Stated task
Please transcribe the data below exactly. Leave the pictures out.

Records to process
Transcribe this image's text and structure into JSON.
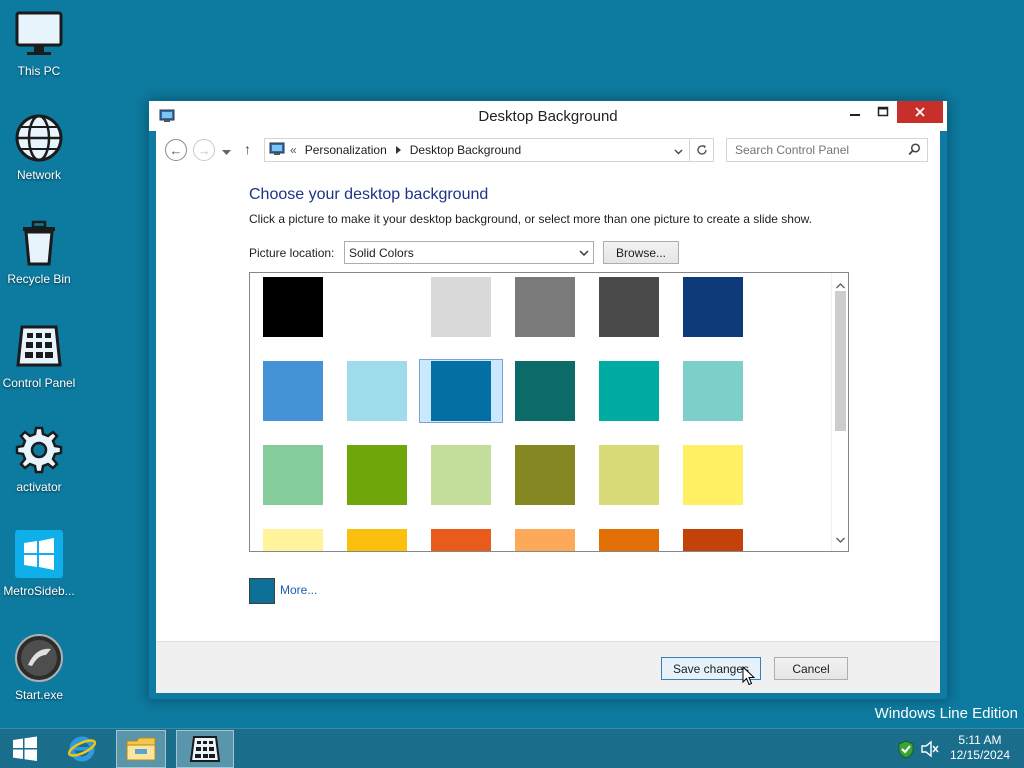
{
  "desktop": {
    "icons": [
      {
        "label": "This PC",
        "icon": "computer-icon"
      },
      {
        "label": "Network",
        "icon": "globe-icon"
      },
      {
        "label": "Recycle Bin",
        "icon": "recycle-bin-icon"
      },
      {
        "label": "Control Panel",
        "icon": "control-panel-icon"
      },
      {
        "label": "activator",
        "icon": "gear-icon"
      },
      {
        "label": "MetroSideb...",
        "icon": "windows-logo-icon"
      },
      {
        "label": "Start.exe",
        "icon": "start-orb-icon"
      }
    ],
    "edition_text": "Windows Line Edition",
    "background_color": "#0d7a9f"
  },
  "window": {
    "title": "Desktop Background",
    "address": {
      "chevrons": "«",
      "crumbs": [
        "Personalization",
        "Desktop Background"
      ]
    },
    "search_placeholder": "Search Control Panel",
    "heading": "Choose your desktop background",
    "subtitle": "Click a picture to make it your desktop background, or select more than one picture to create a slide show.",
    "picture_location_label": "Picture location:",
    "picture_location_value": "Solid Colors",
    "browse_label": "Browse...",
    "swatches": [
      "#000000",
      "#ffffff",
      "#d9d9d9",
      "#7a7a7a",
      "#4a4a4a",
      "#0e3a79",
      "#4393d6",
      "#9fdbea",
      "#046fa3",
      "#0c6a69",
      "#00aba3",
      "#7dd0c9",
      "#85cc9b",
      "#6fa60a",
      "#c3de9b",
      "#858822",
      "#d9db79",
      "#fff064",
      "#fff39c",
      "#fbbf0e",
      "#e85b1b",
      "#fda95a",
      "#e26f06",
      "#c3420a"
    ],
    "selected_swatch_index": 8,
    "more_label": "More...",
    "more_color": "#0e6f99",
    "save_label": "Save changes",
    "cancel_label": "Cancel"
  },
  "taskbar": {
    "time": "5:11 AM",
    "date": "12/15/2024",
    "items": [
      "start-button",
      "internet-explorer-icon",
      "file-explorer-icon",
      "control-panel-icon"
    ]
  }
}
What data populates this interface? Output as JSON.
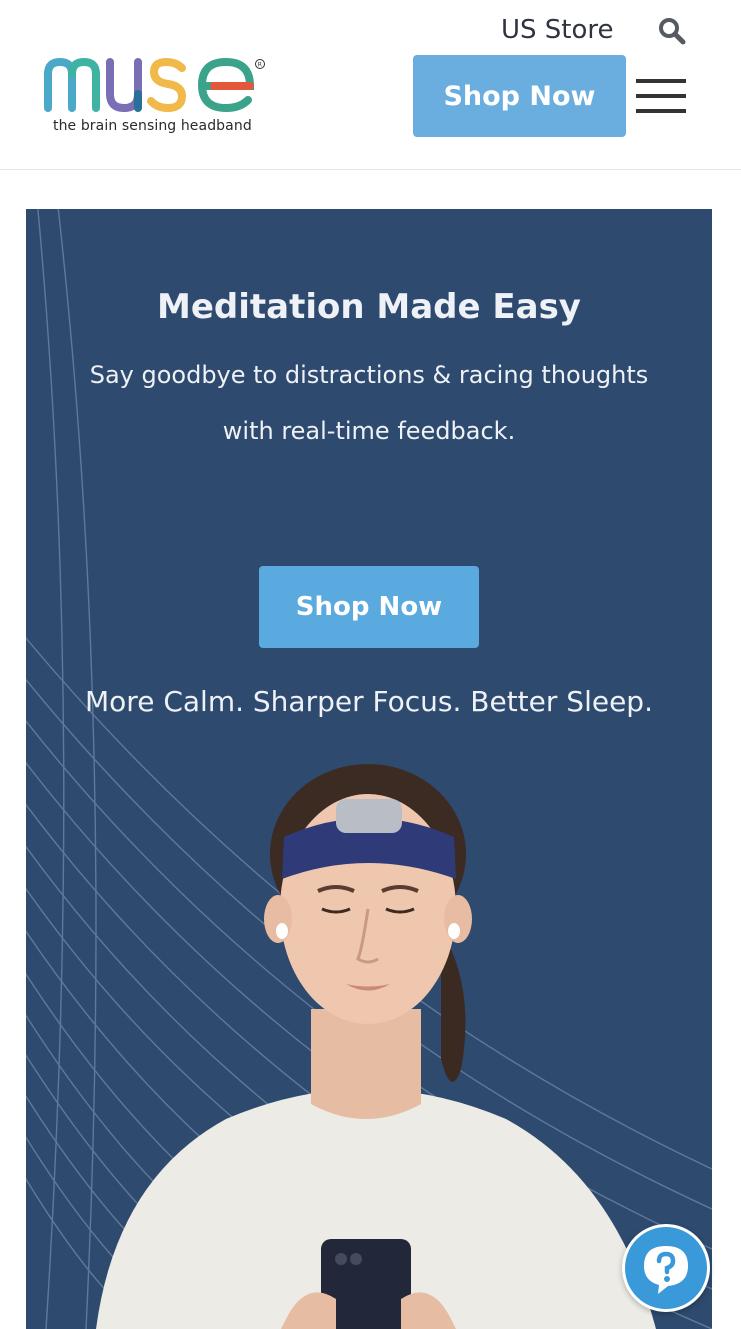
{
  "header": {
    "logo_text": "muse",
    "logo_tagline": "the brain sensing headband",
    "store_label": "US Store",
    "shop_button": "Shop Now",
    "icons": [
      "search-icon",
      "hamburger-menu-icon"
    ]
  },
  "hero": {
    "title": "Meditation Made Easy",
    "subtitle": "Say goodbye to distractions & racing thoughts with real-time feedback.",
    "shop_button": "Shop Now",
    "tagline": "More Calm. Sharper Focus. Better Sleep."
  },
  "help": {
    "icon": "question-chat-icon"
  },
  "colors": {
    "accent": "#6aaee0",
    "hero_background": "#2e4a6f",
    "logo_m": "#4aa8c8",
    "logo_u": "#7a6fb5",
    "logo_s": "#f0b94a",
    "logo_e": "#e3573b"
  }
}
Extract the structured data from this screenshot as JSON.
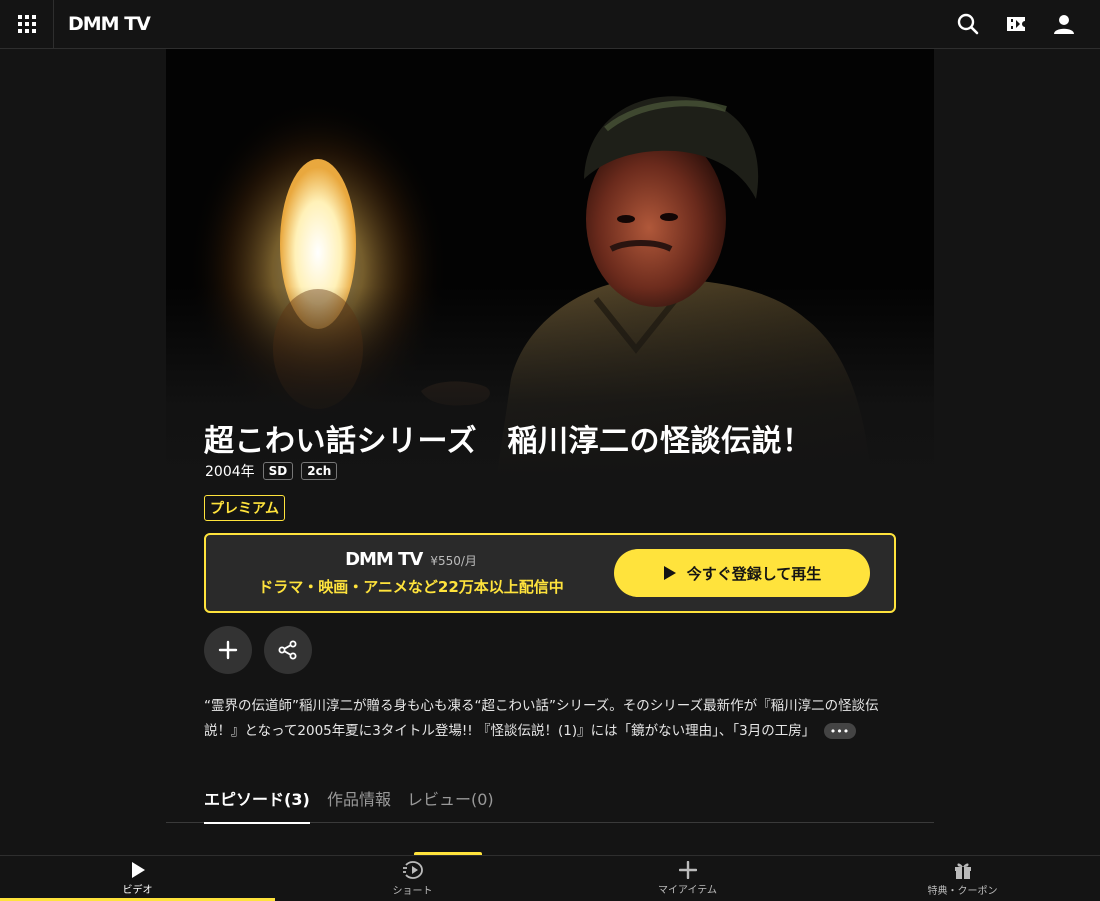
{
  "header": {
    "logo": "DMM TV",
    "icons": [
      "grid-menu-icon",
      "search-icon",
      "ticket-icon",
      "user-icon"
    ]
  },
  "title": "超こわい話シリーズ　稲川淳二の怪談伝説！",
  "meta": {
    "year": "2004年",
    "badges": [
      "SD",
      "2ch"
    ]
  },
  "plan_badge": "プレミアム",
  "promo": {
    "logo": "DMM TV",
    "price": "¥550/月",
    "tagline": "ドラマ・映画・アニメなど22万本以上配信中",
    "cta": "今すぐ登録して再生"
  },
  "description": "“霊界の伝道師”稲川淳二が贈る身も心も凍る“超こわい話”シリーズ。そのシリーズ最新作が『稲川淳二の怪談伝説！』となって2005年夏に3タイトル登場!! 『怪談伝説！(1)』には「鏡がない理由」、「3月の工房」",
  "more_label": "•••",
  "tabs": [
    {
      "label": "エピソード(3)"
    },
    {
      "label": "作品情報"
    },
    {
      "label": "レビュー(0)"
    }
  ],
  "bottom_nav": [
    {
      "label": "ビデオ",
      "icon": "play-icon"
    },
    {
      "label": "ショート",
      "icon": "short-play-icon"
    },
    {
      "label": "マイアイテム",
      "icon": "plus-icon"
    },
    {
      "label": "特典・クーポン",
      "icon": "gift-icon"
    }
  ],
  "colors": {
    "accent": "#ffe33c",
    "background": "#141414"
  }
}
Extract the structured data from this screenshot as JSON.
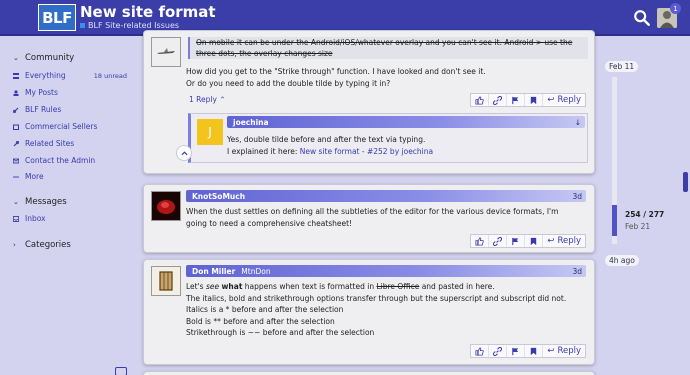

Answer to this exercise
Transcribe this image's text and structure into JSON.
{
  "desktop": {
    "icons": [
      {
        "label": "This PC",
        "icon": "computer-icon"
      },
      {
        "label": "Network",
        "icon": "globe-icon"
      },
      {
        "label": "Recycle Bin",
        "icon": "recycle-bin-icon"
      },
      {
        "label": "Control Panel",
        "icon": "control-panel-icon"
      },
      {
        "label": "activator",
        "icon": "gear-icon"
      },
      {
        "label": "MetroSideb...",
        "icon": "windows-logo-icon"
      },
      {
        "label": "Start.exe",
        "icon": "start-orb-icon"
      }
    ],
    "edition_text": "Windows Line Edition",
    "background_color": "#0d7a9f"
  },
  "window": {
    "title": "Desktop Background",
    "address": {
      "chevrons": "«",
      "crumbs": [
        "Personalization",
        "Desktop Background"
      ]
    },
    "search_placeholder": "Search Control Panel",
    "heading": "Choose your desktop background",
    "subtitle": "Click a picture to make it your desktop background, or select more than one picture to create a slide show.",
    "picture_location_label": "Picture location:",
    "picture_location_value": "Solid Colors",
    "browse_label": "Browse...",
    "swatches": [
      "#000000",
      "#ffffff",
      "#d9d9d9",
      "#7a7a7a",
      "#4a4a4a",
      "#0e3a79",
      "#4393d6",
      "#9fdbea",
      "#046fa3",
      "#0c6a69",
      "#00aba3",
      "#7dd0c9",
      "#85cc9b",
      "#6fa60a",
      "#c3de9b",
      "#858822",
      "#d9db79",
      "#fff064",
      "#fff39c",
      "#fbbf0e",
      "#e85b1b",
      "#fda95a",
      "#e26f06",
      "#c3420a"
    ],
    "selected_swatch_index": 8,
    "more_label": "More...",
    "more_color": "#0e6f99",
    "save_label": "Save changes",
    "cancel_label": "Cancel"
  },
  "taskbar": {
    "time": "5:11 AM",
    "date": "12/15/2024",
    "items": [
      "start-button",
      "internet-explorer-icon",
      "file-explorer-icon",
      "control-panel-icon"
    ]
  }
}
What data populates this interface? Output as JSON.
{
  "header": {
    "logo_text": "muse",
    "logo_tagline": "the brain sensing headband",
    "store_label": "US Store",
    "shop_button": "Shop Now",
    "icons": [
      "search-icon",
      "hamburger-menu-icon"
    ]
  },
  "hero": {
    "title": "Meditation Made Easy",
    "subtitle": "Say goodbye to distractions & racing thoughts with real-time feedback.",
    "shop_button": "Shop Now",
    "tagline": "More Calm. Sharper Focus. Better Sleep."
  },
  "help": {
    "icon": "question-chat-icon"
  },
  "colors": {
    "accent": "#6aaee0",
    "hero_background": "#2e4a6f",
    "logo_m": "#4aa8c8",
    "logo_u": "#7a6fb5",
    "logo_s": "#f0b94a",
    "logo_e": "#e3573b"
  }
}
Extract the structured data from this screenshot as JSON.
{
  "header": {
    "logo": "DMM TV",
    "icons": [
      "grid-menu-icon",
      "search-icon",
      "ticket-icon",
      "user-icon"
    ]
  },
  "title": "超こわい話シリーズ　稲川淳二の怪談伝説！",
  "meta": {
    "year": "2004年",
    "badges": [
      "SD",
      "2ch"
    ]
  },
  "plan_badge": "プレミアム",
  "promo": {
    "logo": "DMM TV",
    "price": "¥550/月",
    "tagline": "ドラマ・映画・アニメなど22万本以上配信中",
    "cta": "今すぐ登録して再生"
  },
  "description": "“霊界の伝道師”稲川淳二が贈る身も心も凍る“超こわい話”シリーズ。そのシリーズ最新作が『稲川淳二の怪談伝説！』となって2005年夏に3タイトル登場!! 『怪談伝説！(1)』には「鏡がない理由」、「3月の工房」",
  "more_label": "•••",
  "tabs": [
    {
      "label": "エピソード(3)"
    },
    {
      "label": "作品情報"
    },
    {
      "label": "レビュー(0)"
    }
  ],
  "bottom_nav": [
    {
      "label": "ビデオ",
      "icon": "play-icon"
    },
    {
      "label": "ショート",
      "icon": "short-play-icon"
    },
    {
      "label": "マイアイテム",
      "icon": "plus-icon"
    },
    {
      "label": "特典・クーポン",
      "icon": "gift-icon"
    }
  ],
  "colors": {
    "accent": "#ffe33c",
    "background": "#141414"
  }
}
Extract the structured data from this screenshot as JSON.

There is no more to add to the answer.